(Stored data):
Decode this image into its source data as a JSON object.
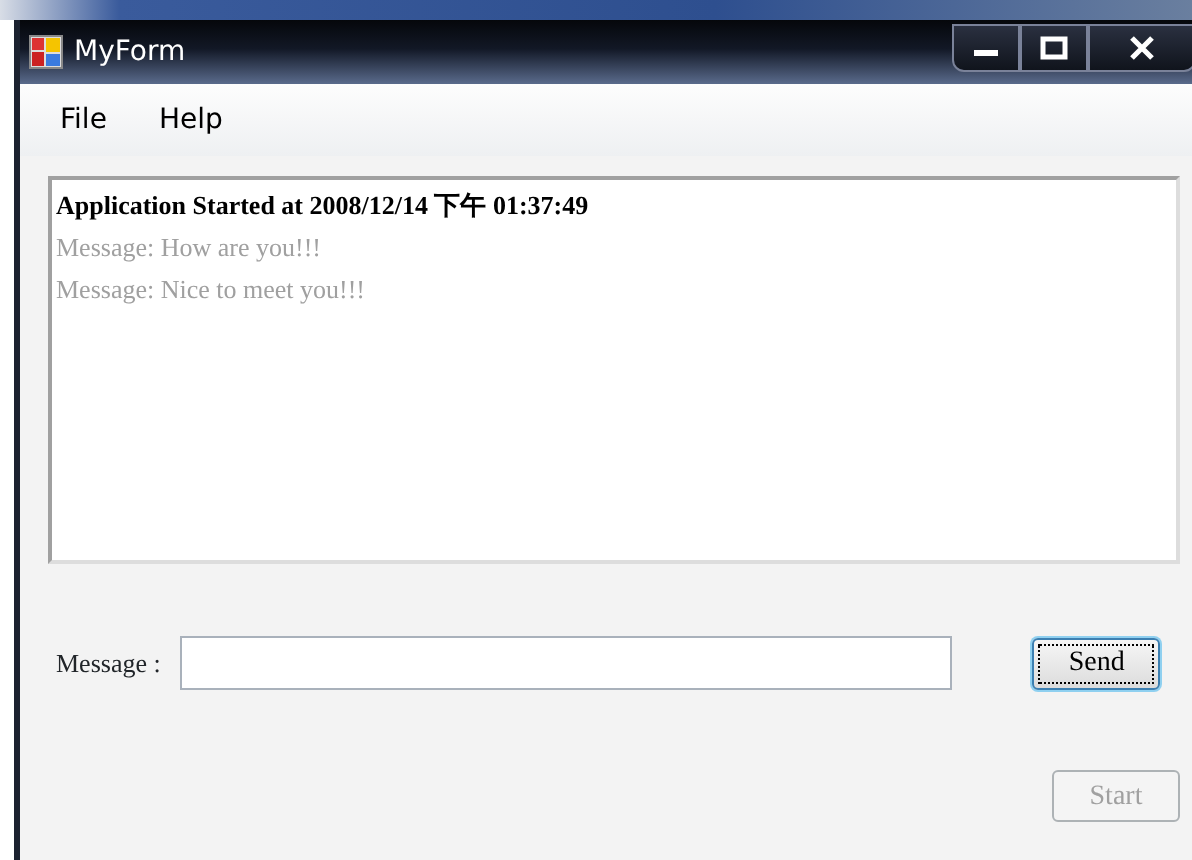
{
  "window": {
    "title": "MyForm"
  },
  "menu": [
    "File",
    "Help"
  ],
  "log": [
    {
      "kind": "header",
      "text": "Application Started at 2008/12/14 下午 01:37:49"
    },
    {
      "kind": "message",
      "text": "Message: How are you!!!"
    },
    {
      "kind": "message",
      "text": "Message: Nice to meet you!!!"
    }
  ],
  "message_row": {
    "label": "Message :"
  },
  "buttons": [
    {
      "label": "Send",
      "disabled": false,
      "focused": true
    },
    {
      "label": "Start",
      "disabled": true,
      "focused": false
    }
  ]
}
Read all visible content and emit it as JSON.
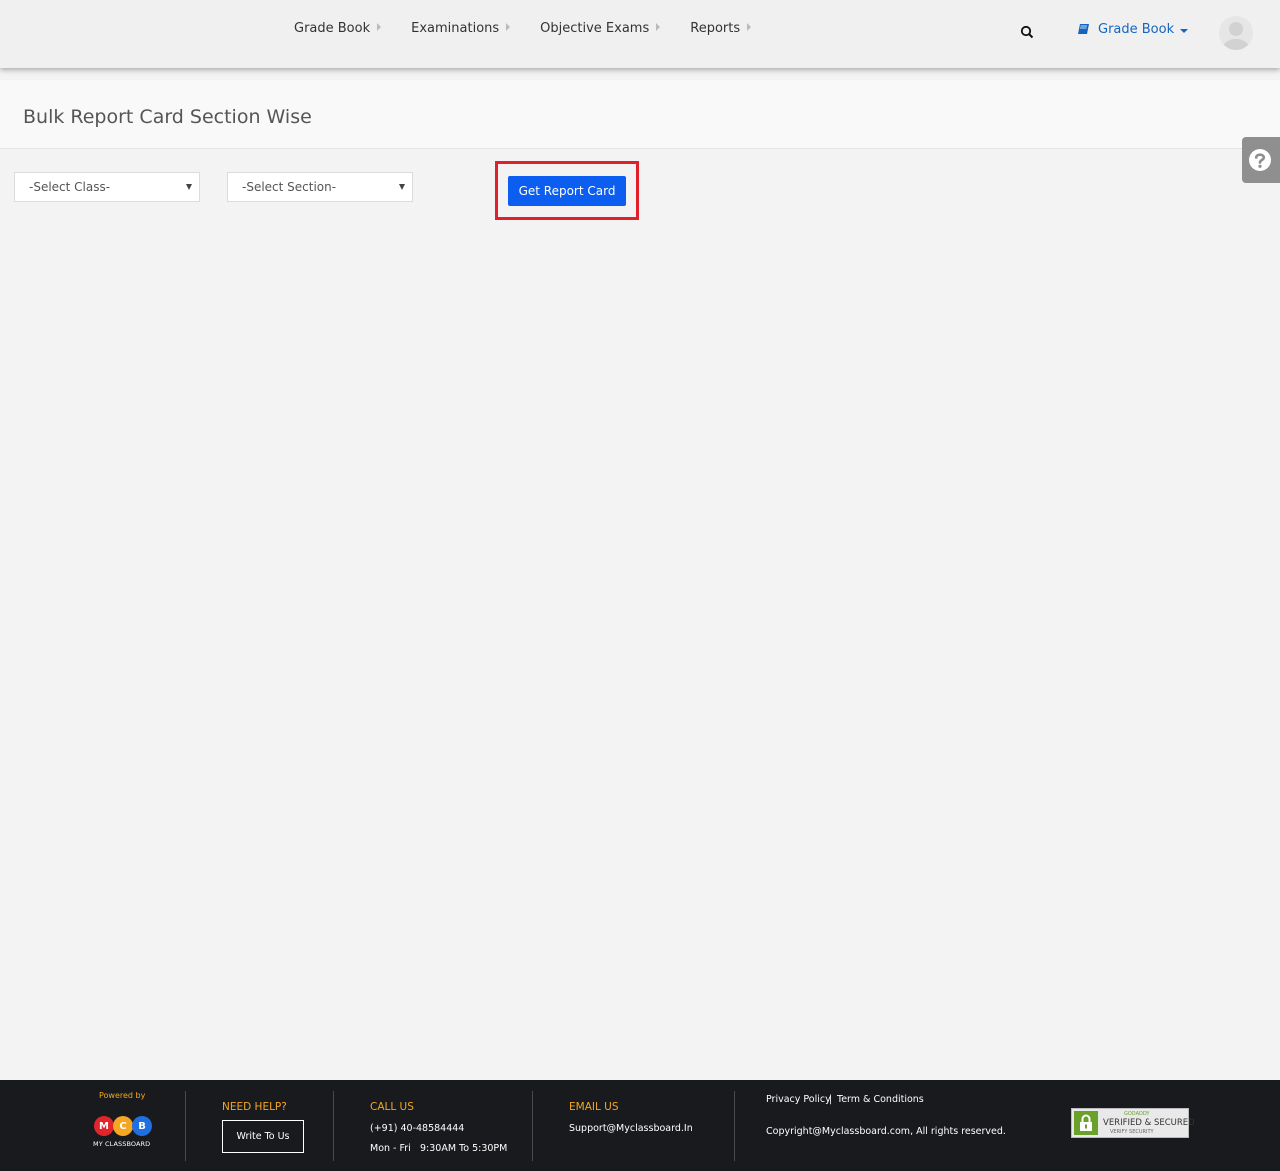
{
  "nav": {
    "items": [
      {
        "label": "Grade Book"
      },
      {
        "label": "Examinations"
      },
      {
        "label": "Objective Exams"
      },
      {
        "label": "Reports"
      }
    ],
    "module_label": "Grade Book"
  },
  "page": {
    "title": "Bulk Report Card Section Wise"
  },
  "filters": {
    "class_select": "-Select Class-",
    "section_select": "-Select Section-",
    "submit_label": "Get Report Card"
  },
  "footer": {
    "powered_by": "Powered by",
    "logo_letters": [
      "M",
      "C",
      "B"
    ],
    "logo_text": "MY CLASSBOARD",
    "help_heading": "NEED HELP?",
    "write_label": "Write To Us",
    "call_heading": "CALL US",
    "phone": "(+91) 40-48584444",
    "hours_days": "Mon - Fri",
    "hours_time": "9:30AM To 5:30PM",
    "email_heading": "EMAIL US",
    "email": "Support@Myclassboard.In",
    "privacy": "Privacy Policy",
    "separator": "|",
    "terms": "Term & Conditions",
    "copyright": "Copyright@Myclassboard.com, All rights reserved.",
    "badge_top": "GODADDY",
    "badge_main": "VERIFIED & SECURED",
    "badge_sub": "VERIFY SECURITY"
  },
  "colors": {
    "accent": "#0b5ef0",
    "highlight": "#e2202c",
    "footer_heading": "#f5a623",
    "logo_m": "#e0262c",
    "logo_c": "#f5a623",
    "logo_b": "#1f6fe0"
  }
}
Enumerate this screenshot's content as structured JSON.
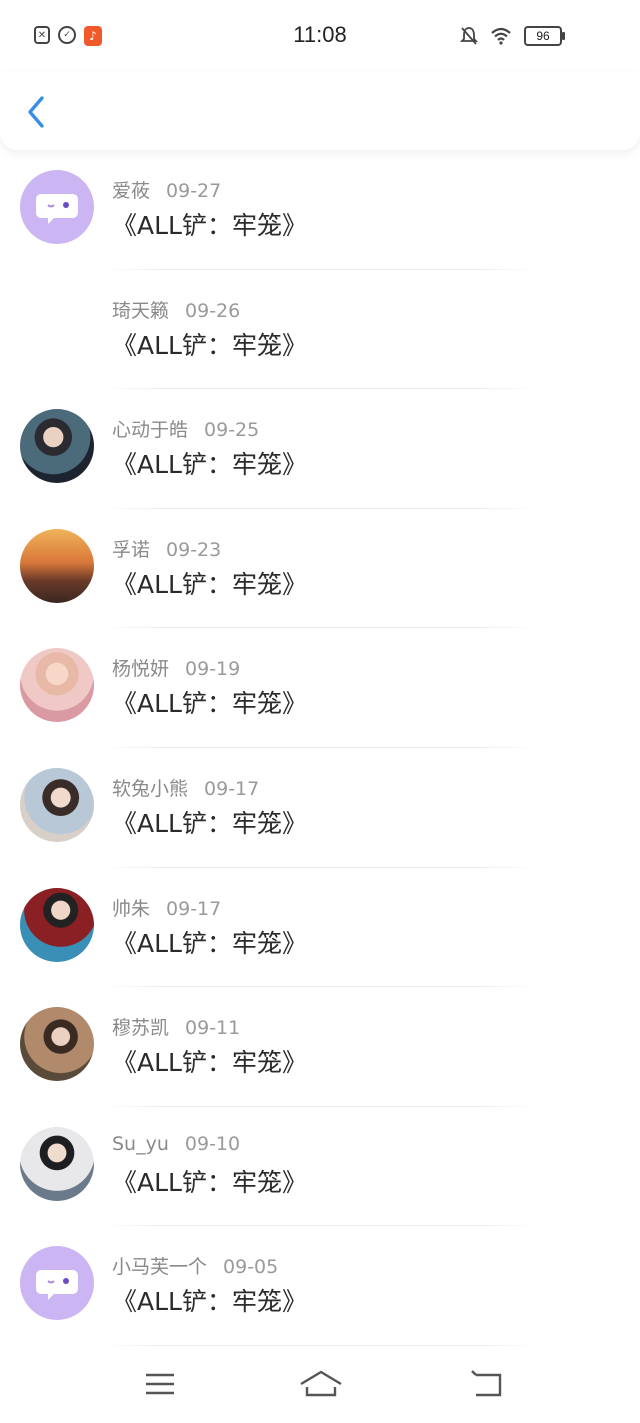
{
  "status": {
    "time": "11:08",
    "battery": "96"
  },
  "colors": {
    "accent": "#3a8ee6",
    "bubble_avatar_bg": "#cbb5f3"
  },
  "items": [
    {
      "name": "爱莜",
      "date": "09-27",
      "title": "《ALL铲：牢笼》",
      "avatar": "bubble"
    },
    {
      "name": "琦天籁",
      "date": "09-26",
      "title": "《ALL铲：牢笼》",
      "avatar": "none"
    },
    {
      "name": "心动于皓",
      "date": "09-25",
      "title": "《ALL铲：牢笼》",
      "avatar": "photo"
    },
    {
      "name": "孚诺",
      "date": "09-23",
      "title": "《ALL铲：牢笼》",
      "avatar": "photo"
    },
    {
      "name": "杨悦妍",
      "date": "09-19",
      "title": "《ALL铲：牢笼》",
      "avatar": "photo"
    },
    {
      "name": "软兔小熊",
      "date": "09-17",
      "title": "《ALL铲：牢笼》",
      "avatar": "photo"
    },
    {
      "name": "帅朱",
      "date": "09-17",
      "title": "《ALL铲：牢笼》",
      "avatar": "photo"
    },
    {
      "name": "穆苏凯",
      "date": "09-11",
      "title": "《ALL铲：牢笼》",
      "avatar": "photo"
    },
    {
      "name": "Su_yu",
      "date": "09-10",
      "title": "《ALL铲：牢笼》",
      "avatar": "photo"
    },
    {
      "name": "小马芙一个",
      "date": "09-05",
      "title": "《ALL铲：牢笼》",
      "avatar": "bubble"
    }
  ],
  "icons": {
    "back": "chevron-left-icon",
    "nav": [
      "menu-icon",
      "home-icon",
      "return-icon"
    ]
  }
}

(Request):
Return each full line of the entries that contains the word "this".

(Full solution):
Decode this image into its source data as a JSON object.
Enumerate this screenshot's content as structured JSON.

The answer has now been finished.